> Given instruction: Copy everything from the start of the records down to the line containing "svg-text:0.00: 0.00 xyxy=(16,365,34,375)", with both ends included.

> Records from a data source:
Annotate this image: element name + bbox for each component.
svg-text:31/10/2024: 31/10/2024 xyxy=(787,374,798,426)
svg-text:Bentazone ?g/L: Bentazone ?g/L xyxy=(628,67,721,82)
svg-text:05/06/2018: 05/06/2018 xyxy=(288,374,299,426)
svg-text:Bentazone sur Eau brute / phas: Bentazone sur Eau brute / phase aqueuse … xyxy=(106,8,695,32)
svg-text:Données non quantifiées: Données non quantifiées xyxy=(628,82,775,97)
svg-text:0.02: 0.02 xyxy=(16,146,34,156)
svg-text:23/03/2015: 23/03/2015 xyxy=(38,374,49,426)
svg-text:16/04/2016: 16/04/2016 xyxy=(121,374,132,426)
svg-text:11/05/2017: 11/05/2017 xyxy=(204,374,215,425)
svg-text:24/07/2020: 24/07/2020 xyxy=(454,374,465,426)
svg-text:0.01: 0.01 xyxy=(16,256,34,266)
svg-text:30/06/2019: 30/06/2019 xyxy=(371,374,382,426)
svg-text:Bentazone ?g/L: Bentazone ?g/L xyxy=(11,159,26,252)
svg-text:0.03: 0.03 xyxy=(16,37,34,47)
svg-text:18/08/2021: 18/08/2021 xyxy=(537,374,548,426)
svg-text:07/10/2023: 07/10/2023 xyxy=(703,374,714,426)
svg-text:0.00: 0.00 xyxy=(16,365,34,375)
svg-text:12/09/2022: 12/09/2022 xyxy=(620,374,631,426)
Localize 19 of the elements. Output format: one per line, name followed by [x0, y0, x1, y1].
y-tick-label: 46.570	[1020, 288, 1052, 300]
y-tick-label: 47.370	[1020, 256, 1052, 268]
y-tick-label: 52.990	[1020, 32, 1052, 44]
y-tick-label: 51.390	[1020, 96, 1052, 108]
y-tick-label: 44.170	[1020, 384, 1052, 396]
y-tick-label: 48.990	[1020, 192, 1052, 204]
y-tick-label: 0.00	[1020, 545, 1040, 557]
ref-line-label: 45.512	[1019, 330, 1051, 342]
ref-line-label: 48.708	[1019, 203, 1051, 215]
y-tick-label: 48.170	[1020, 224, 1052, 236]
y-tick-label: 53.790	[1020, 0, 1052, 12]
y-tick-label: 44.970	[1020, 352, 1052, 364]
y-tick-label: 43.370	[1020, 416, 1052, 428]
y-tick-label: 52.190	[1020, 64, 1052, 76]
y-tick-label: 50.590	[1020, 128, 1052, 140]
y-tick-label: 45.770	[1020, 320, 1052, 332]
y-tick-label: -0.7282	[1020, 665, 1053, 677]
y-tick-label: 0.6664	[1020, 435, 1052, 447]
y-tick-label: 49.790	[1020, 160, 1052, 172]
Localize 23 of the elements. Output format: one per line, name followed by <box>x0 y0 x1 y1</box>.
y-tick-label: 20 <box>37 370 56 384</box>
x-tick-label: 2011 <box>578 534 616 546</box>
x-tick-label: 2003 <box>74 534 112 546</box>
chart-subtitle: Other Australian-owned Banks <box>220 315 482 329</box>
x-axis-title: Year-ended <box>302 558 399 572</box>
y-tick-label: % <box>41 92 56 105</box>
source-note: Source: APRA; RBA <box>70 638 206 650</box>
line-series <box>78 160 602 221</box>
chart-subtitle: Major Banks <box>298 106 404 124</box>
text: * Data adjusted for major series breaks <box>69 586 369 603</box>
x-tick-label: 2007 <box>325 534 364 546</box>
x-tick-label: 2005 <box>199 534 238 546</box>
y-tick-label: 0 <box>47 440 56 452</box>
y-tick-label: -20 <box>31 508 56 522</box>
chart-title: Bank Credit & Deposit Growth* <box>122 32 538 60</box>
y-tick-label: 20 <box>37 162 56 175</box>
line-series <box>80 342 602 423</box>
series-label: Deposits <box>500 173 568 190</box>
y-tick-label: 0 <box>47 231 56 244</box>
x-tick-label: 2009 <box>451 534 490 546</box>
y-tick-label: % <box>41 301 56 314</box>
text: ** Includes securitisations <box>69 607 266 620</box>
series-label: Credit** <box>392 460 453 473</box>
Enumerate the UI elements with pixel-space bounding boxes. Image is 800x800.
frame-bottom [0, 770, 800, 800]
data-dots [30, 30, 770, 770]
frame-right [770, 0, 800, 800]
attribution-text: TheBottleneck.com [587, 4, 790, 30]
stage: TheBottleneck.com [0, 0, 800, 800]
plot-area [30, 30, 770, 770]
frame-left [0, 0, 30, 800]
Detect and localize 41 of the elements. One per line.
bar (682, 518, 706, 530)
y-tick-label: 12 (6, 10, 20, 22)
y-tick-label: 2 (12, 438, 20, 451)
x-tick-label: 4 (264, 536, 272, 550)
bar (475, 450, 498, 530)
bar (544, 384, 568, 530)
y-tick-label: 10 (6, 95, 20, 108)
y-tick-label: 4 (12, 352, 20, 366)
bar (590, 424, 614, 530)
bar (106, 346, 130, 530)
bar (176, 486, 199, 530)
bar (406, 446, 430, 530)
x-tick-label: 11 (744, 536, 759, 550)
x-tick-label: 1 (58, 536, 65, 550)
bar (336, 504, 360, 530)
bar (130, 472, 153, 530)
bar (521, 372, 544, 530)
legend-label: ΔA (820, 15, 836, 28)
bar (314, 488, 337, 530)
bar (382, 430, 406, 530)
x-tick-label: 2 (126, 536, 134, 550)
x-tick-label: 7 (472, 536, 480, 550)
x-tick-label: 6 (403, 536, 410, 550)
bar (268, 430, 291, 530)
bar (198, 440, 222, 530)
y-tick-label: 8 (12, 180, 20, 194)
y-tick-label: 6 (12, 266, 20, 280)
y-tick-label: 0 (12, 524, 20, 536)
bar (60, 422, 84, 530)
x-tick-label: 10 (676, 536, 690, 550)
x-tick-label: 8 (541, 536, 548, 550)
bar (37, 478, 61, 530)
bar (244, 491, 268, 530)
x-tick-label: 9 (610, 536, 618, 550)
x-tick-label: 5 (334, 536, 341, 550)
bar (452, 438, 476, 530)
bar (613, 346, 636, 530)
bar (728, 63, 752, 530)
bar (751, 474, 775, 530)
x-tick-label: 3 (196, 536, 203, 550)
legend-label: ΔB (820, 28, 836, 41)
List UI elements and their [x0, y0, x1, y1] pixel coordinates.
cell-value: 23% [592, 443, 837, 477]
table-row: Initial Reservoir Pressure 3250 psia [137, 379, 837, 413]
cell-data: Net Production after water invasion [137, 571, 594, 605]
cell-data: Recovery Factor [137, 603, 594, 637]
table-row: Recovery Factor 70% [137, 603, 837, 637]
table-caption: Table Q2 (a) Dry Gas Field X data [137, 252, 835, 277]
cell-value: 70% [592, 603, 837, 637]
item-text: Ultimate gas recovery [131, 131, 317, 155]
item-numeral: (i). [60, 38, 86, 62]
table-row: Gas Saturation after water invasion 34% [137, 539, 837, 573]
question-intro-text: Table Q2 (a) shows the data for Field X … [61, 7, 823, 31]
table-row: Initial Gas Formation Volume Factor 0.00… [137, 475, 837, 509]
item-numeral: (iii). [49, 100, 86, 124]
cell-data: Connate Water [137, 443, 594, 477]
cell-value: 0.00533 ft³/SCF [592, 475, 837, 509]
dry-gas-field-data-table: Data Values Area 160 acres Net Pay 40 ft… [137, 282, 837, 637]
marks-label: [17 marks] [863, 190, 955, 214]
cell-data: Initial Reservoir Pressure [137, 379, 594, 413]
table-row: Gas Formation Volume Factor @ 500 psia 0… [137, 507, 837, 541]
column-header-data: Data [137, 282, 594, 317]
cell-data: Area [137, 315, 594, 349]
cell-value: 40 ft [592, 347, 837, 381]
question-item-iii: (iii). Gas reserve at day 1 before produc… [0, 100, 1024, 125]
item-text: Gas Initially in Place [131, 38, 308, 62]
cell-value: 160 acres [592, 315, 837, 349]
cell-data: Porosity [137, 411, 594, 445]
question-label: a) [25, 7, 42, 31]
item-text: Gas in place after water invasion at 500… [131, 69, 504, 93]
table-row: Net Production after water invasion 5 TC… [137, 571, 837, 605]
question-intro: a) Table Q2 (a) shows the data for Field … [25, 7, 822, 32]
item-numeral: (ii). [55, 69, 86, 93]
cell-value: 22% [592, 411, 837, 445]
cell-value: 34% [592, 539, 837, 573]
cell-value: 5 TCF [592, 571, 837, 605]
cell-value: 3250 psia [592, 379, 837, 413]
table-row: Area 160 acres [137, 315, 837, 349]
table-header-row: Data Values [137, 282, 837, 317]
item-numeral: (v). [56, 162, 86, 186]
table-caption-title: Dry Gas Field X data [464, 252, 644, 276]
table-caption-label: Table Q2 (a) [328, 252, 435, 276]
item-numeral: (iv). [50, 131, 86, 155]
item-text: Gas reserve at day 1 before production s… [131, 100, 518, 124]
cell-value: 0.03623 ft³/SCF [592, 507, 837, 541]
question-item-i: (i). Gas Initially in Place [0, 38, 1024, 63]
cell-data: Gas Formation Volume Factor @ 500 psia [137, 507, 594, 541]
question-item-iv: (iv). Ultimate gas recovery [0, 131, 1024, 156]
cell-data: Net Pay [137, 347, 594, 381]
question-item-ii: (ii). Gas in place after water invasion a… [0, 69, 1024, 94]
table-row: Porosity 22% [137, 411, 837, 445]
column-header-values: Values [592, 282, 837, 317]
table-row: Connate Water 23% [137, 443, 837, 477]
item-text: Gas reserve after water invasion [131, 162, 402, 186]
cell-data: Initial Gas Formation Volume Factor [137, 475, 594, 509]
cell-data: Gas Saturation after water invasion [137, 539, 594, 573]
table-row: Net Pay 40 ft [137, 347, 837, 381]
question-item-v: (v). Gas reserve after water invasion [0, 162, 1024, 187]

> Answer in full:
Annotate this image: element name + bbox for each component.
svg-text:31/10/2024: 31/10/2024 xyxy=(787,374,798,426)
svg-text:Bentazone ?g/L: Bentazone ?g/L xyxy=(628,67,721,82)
svg-text:05/06/2018: 05/06/2018 xyxy=(288,374,299,426)
svg-text:Bentazone sur Eau brute / phas: Bentazone sur Eau brute / phase aqueuse … xyxy=(106,8,695,32)
svg-text:Données non quantifiées: Données non quantifiées xyxy=(628,82,775,97)
svg-text:0.02: 0.02 xyxy=(16,146,34,156)
svg-text:23/03/2015: 23/03/2015 xyxy=(38,374,49,426)
svg-text:16/04/2016: 16/04/2016 xyxy=(121,374,132,426)
svg-text:11/05/2017: 11/05/2017 xyxy=(204,374,215,425)
svg-text:24/07/2020: 24/07/2020 xyxy=(454,374,465,426)
svg-text:0.01: 0.01 xyxy=(16,256,34,266)
svg-text:30/06/2019: 30/06/2019 xyxy=(371,374,382,426)
svg-text:Bentazone ?g/L: Bentazone ?g/L xyxy=(11,159,26,252)
svg-text:0.03: 0.03 xyxy=(16,37,34,47)
svg-text:18/08/2021: 18/08/2021 xyxy=(537,374,548,426)
svg-text:07/10/2023: 07/10/2023 xyxy=(703,374,714,426)
svg-text:0.00: 0.00 xyxy=(16,365,34,375)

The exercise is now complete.